[Problem requirements]
Which lines contain the string "siamo"? Please list every one of them.

[Given information]
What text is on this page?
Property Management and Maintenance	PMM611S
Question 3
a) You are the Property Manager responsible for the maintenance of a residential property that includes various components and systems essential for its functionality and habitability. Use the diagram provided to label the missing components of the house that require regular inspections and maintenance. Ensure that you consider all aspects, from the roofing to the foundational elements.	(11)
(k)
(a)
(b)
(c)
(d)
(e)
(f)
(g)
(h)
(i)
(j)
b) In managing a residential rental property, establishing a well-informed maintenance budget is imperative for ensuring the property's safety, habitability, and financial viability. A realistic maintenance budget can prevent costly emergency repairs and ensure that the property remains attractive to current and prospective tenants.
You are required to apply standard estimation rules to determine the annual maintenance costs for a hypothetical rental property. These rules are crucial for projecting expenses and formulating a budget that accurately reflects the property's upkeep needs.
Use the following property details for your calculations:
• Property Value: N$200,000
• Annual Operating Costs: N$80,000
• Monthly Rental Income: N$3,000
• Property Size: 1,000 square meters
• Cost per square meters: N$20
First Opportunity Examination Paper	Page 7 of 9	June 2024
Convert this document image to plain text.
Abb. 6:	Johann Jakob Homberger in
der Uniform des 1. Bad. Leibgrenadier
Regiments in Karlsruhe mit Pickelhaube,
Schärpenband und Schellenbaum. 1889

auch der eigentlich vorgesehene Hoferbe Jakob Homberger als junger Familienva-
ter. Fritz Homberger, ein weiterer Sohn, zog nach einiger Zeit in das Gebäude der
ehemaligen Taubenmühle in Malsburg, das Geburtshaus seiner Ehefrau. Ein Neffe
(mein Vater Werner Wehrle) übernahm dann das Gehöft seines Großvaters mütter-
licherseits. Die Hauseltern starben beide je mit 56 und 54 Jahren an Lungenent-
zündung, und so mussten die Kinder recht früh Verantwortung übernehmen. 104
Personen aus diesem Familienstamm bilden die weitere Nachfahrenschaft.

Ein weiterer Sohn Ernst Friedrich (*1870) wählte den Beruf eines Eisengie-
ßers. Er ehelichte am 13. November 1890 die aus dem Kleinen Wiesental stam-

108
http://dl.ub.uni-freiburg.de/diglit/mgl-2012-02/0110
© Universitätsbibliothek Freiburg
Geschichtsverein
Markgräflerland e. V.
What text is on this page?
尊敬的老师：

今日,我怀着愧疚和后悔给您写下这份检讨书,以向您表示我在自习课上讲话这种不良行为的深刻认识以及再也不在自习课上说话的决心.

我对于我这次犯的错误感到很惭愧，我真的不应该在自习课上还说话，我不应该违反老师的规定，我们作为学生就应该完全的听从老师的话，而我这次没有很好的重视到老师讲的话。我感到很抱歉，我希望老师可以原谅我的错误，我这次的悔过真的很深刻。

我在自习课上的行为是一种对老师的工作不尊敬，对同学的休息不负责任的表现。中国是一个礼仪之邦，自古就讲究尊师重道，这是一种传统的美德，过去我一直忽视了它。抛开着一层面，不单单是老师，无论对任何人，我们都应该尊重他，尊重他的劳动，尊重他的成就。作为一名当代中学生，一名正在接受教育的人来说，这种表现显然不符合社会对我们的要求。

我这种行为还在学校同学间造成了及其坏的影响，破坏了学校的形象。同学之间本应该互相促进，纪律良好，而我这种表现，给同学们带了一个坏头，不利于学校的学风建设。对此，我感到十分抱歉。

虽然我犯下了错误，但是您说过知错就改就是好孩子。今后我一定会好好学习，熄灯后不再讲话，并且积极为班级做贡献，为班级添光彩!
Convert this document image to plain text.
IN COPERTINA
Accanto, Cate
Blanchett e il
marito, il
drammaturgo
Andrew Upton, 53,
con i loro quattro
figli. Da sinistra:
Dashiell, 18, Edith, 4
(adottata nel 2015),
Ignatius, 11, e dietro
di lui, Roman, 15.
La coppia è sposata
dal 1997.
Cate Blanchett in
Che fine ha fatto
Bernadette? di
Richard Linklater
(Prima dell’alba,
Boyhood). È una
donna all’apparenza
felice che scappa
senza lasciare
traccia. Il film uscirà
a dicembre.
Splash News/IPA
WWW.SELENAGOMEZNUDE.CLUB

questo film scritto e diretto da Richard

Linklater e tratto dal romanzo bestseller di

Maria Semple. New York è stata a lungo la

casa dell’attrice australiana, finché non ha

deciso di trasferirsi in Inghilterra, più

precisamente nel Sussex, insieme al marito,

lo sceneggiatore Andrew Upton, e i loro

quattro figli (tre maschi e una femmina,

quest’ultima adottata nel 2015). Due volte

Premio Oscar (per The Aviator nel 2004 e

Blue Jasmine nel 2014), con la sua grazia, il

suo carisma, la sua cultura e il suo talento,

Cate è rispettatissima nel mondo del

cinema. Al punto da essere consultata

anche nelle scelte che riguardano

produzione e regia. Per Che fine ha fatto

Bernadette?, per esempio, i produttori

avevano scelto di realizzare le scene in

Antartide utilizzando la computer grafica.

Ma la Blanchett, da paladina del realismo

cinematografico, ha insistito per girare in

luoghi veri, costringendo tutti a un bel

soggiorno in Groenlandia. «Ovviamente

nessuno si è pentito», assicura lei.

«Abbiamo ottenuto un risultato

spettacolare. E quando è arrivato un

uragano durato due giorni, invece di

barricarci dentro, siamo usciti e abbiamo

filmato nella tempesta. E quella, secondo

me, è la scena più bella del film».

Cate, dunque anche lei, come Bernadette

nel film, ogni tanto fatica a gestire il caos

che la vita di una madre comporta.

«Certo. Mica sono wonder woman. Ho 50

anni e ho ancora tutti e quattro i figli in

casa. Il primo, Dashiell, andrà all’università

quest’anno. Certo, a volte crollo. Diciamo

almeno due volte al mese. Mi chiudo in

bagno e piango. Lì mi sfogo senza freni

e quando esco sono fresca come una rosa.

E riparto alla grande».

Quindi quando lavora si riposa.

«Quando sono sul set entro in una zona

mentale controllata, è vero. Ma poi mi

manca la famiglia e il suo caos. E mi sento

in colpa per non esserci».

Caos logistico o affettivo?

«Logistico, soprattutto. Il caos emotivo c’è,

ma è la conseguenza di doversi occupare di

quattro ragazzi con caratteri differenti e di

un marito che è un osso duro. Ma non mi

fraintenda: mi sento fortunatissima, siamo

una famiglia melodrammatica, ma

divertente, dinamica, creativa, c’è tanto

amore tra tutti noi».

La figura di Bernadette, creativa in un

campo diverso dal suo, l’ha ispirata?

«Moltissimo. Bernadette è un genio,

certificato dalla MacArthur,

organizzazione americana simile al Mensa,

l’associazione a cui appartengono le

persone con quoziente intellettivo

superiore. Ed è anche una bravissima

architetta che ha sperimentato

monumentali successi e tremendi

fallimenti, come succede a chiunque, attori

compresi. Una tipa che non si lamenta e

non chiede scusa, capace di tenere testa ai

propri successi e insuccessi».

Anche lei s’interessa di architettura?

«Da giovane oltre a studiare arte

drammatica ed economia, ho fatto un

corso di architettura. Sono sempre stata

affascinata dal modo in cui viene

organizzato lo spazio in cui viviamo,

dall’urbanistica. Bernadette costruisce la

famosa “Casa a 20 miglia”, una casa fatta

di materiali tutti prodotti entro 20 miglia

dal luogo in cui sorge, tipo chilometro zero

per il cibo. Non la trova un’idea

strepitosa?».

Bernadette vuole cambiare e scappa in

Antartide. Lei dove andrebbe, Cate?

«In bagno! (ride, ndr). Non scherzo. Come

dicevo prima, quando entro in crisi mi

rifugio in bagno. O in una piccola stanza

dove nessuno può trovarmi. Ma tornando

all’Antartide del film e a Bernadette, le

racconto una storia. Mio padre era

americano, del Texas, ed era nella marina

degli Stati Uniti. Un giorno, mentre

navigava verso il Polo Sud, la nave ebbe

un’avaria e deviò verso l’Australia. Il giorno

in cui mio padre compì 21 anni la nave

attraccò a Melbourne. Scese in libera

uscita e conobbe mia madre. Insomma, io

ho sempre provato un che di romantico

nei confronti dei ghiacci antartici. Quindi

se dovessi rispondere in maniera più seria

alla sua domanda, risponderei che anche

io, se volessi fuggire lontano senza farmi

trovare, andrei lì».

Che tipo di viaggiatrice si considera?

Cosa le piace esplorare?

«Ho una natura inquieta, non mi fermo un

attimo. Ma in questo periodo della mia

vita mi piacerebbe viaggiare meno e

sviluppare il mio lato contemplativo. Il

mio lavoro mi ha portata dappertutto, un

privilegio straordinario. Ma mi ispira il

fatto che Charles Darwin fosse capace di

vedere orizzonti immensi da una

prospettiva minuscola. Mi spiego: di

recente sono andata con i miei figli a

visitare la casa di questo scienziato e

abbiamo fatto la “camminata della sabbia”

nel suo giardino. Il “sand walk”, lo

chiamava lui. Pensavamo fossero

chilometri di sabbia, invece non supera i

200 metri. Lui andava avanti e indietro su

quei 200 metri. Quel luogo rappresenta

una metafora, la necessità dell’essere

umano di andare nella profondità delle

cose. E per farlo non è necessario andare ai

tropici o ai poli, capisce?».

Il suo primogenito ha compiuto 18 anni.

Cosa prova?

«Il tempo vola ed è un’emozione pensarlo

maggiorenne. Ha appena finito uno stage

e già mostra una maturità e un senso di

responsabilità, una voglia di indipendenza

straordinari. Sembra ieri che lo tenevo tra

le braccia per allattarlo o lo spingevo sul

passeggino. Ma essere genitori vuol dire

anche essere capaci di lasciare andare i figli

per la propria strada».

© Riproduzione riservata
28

[Response to this task]
barricarci dentro, siamo usciti e abbiamo
fraintenda: mi sento fortunatissima, siamo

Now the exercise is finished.